What the task asks >>
Pull out every line with the word "Create" from the entries below.

↓↓↓

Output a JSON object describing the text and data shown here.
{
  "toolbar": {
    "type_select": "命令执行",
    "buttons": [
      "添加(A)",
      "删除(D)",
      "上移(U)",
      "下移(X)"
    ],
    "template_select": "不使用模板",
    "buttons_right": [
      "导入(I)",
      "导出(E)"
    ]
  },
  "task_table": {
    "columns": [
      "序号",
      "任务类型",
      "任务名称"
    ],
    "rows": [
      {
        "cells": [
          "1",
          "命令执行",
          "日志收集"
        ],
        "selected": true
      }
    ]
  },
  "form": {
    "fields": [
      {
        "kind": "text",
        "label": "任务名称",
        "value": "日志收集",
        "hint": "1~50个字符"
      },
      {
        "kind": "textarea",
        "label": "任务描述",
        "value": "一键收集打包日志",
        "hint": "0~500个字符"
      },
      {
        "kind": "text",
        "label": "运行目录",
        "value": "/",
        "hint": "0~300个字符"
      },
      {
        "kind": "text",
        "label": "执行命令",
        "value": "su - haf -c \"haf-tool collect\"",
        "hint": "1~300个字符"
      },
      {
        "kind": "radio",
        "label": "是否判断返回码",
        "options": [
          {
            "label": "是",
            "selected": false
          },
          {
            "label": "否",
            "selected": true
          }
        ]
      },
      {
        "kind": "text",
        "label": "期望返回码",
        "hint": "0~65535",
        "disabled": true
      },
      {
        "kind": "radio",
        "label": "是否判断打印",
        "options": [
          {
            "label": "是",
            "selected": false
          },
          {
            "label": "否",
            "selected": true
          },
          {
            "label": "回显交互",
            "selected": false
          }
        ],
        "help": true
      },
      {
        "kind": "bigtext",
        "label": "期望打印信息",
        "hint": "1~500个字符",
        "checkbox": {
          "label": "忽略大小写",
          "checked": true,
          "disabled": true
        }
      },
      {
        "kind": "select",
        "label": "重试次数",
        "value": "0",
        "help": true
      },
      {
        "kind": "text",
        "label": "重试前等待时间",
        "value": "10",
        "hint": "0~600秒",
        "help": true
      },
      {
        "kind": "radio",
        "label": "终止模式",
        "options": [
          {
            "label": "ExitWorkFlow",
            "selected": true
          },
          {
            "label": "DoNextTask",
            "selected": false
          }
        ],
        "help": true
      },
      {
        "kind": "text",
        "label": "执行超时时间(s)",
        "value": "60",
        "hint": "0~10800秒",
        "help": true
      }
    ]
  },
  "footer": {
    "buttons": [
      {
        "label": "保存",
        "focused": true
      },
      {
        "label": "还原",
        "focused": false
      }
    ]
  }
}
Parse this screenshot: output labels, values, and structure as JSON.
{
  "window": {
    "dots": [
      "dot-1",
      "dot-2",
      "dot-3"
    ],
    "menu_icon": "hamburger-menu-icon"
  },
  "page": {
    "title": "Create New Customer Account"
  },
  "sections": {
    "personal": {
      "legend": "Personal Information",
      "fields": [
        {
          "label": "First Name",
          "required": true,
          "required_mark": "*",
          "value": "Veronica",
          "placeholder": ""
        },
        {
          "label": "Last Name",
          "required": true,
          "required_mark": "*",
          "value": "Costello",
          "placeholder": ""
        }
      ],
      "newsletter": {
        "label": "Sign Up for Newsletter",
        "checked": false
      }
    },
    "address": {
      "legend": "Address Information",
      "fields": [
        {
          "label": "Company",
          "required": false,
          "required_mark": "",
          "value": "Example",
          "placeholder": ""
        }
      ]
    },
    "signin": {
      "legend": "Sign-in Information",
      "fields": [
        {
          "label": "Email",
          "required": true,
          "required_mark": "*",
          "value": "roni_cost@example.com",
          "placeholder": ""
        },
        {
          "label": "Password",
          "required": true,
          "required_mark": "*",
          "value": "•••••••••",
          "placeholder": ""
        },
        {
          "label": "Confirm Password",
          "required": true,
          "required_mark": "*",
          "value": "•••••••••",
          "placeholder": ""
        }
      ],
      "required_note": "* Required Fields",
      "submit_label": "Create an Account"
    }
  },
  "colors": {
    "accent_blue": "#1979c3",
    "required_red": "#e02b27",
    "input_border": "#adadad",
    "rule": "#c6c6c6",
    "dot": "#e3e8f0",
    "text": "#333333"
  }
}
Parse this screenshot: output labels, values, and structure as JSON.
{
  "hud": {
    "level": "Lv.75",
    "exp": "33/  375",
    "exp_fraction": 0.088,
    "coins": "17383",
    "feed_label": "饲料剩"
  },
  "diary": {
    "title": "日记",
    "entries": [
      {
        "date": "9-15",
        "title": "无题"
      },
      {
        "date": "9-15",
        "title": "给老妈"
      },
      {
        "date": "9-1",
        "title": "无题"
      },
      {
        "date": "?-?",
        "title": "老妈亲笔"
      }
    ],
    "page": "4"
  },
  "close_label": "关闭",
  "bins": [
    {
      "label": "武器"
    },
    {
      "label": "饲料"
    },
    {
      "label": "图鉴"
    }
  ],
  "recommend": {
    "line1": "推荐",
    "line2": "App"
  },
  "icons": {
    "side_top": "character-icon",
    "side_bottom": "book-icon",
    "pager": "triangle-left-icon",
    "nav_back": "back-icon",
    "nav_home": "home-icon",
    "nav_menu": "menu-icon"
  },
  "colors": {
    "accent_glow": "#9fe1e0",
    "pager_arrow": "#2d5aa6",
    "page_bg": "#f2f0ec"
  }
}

↑↑↑

Response for this exercise >>
    "title": "Create New Customer Account"
      "submit_label": "Create an Account"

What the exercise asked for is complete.